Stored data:
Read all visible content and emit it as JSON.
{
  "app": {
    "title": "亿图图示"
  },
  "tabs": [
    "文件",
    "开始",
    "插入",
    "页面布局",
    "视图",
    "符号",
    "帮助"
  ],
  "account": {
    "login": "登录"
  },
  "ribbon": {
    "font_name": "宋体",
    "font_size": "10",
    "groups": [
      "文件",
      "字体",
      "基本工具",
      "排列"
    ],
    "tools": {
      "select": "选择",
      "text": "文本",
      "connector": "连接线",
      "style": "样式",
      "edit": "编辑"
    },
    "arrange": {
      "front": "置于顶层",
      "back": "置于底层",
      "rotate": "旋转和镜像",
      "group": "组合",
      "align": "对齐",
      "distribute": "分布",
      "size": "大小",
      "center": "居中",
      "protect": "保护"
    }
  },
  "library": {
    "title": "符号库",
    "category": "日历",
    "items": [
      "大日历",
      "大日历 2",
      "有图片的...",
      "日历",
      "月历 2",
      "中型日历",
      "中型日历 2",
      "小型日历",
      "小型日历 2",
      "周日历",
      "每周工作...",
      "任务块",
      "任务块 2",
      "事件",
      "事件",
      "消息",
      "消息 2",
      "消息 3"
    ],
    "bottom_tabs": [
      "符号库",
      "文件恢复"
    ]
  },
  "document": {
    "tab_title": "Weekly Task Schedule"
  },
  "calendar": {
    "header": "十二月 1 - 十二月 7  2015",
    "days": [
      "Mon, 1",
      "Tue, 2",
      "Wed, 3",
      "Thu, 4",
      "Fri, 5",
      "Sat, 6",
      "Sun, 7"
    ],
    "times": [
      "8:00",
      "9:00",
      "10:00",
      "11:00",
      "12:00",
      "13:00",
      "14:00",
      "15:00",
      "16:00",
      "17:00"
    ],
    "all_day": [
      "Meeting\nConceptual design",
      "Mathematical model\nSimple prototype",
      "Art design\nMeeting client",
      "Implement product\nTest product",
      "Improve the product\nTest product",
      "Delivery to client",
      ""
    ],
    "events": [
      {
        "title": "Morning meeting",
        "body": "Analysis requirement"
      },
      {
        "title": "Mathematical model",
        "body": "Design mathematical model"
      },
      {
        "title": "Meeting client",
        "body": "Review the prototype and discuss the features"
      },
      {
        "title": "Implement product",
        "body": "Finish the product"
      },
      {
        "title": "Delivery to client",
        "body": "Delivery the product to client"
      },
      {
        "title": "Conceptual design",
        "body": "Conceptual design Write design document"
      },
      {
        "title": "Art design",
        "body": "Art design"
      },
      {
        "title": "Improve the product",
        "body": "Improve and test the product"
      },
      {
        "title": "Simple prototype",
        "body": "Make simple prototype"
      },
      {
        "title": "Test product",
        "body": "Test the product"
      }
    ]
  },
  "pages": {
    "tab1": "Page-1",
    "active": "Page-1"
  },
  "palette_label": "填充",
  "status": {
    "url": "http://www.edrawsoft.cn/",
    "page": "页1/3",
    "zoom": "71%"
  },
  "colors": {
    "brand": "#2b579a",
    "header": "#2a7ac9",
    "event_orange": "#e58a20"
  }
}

Challenge
Copy the material above, line for line.

Exercise solution
Read all visible content and emit it as JSON.
{
  "app": {
    "title": "亿图图示"
  },
  "tabs": [
    "文件",
    "开始",
    "插入",
    "页面布局",
    "视图",
    "符号",
    "帮助"
  ],
  "account": {
    "login": "登录"
  },
  "ribbon": {
    "font_name": "宋体",
    "font_size": "10",
    "groups": [
      "文件",
      "字体",
      "基本工具",
      "排列"
    ],
    "tools": {
      "select": "选择",
      "text": "文本",
      "connector": "连接线",
      "style": "样式",
      "edit": "编辑"
    },
    "arrange": {
      "front": "置于顶层",
      "back": "置于底层",
      "rotate": "旋转和镜像",
      "group": "组合",
      "align": "对齐",
      "distribute": "分布",
      "size": "大小",
      "center": "居中",
      "protect": "保护"
    }
  },
  "library": {
    "title": "符号库",
    "category": "日历",
    "items": [
      "大日历",
      "大日历 2",
      "有图片的...",
      "日历",
      "月历 2",
      "中型日历",
      "中型日历 2",
      "小型日历",
      "小型日历 2",
      "周日历",
      "每周工作...",
      "任务块",
      "任务块 2",
      "事件",
      "事件",
      "消息",
      "消息 2",
      "消息 3"
    ],
    "bottom_tabs": [
      "符号库",
      "文件恢复"
    ]
  },
  "document": {
    "tab_title": "Weekly Task Schedule"
  },
  "calendar": {
    "header": "十二月 1 - 十二月 7  2015",
    "days": [
      "Mon, 1",
      "Tue, 2",
      "Wed, 3",
      "Thu, 4",
      "Fri, 5",
      "Sat, 6",
      "Sun, 7"
    ],
    "times": [
      "8:00",
      "9:00",
      "10:00",
      "11:00",
      "12:00",
      "13:00",
      "14:00",
      "15:00",
      "16:00",
      "17:00"
    ],
    "all_day": [
      "Meeting\nConceptual design",
      "Mathematical model\nSimple prototype",
      "Art design\nMeeting client",
      "Implement product\nTest product",
      "Improve the product\nTest product",
      "Delivery to client",
      ""
    ],
    "events": [
      {
        "title": "Morning meeting",
        "body": "Analysis requirement"
      },
      {
        "title": "Mathematical model",
        "body": "Design mathematical model"
      },
      {
        "title": "Meeting client",
        "body": "Review the prototype and discuss the features"
      },
      {
        "title": "Implement product",
        "body": "Finish the product"
      },
      {
        "title": "Delivery to client",
        "body": "Delivery the product to client"
      },
      {
        "title": "Conceptual design",
        "body": "Conceptual design Write design document"
      },
      {
        "title": "Art design",
        "body": "Art design"
      },
      {
        "title": "Improve the product",
        "body": "Improve and test the product"
      },
      {
        "title": "Simple prototype",
        "body": "Make simple prototype"
      },
      {
        "title": "Test product",
        "body": "Test the product"
      }
    ]
  },
  "pages": {
    "tab1": "Page-1",
    "active": "Page-1"
  },
  "palette_label": "填充",
  "status": {
    "url": "http://www.edrawsoft.cn/",
    "page": "页1/3",
    "zoom": "71%"
  },
  "colors": {
    "brand": "#2b579a",
    "header": "#2a7ac9",
    "event_orange": "#e58a20"
  }
}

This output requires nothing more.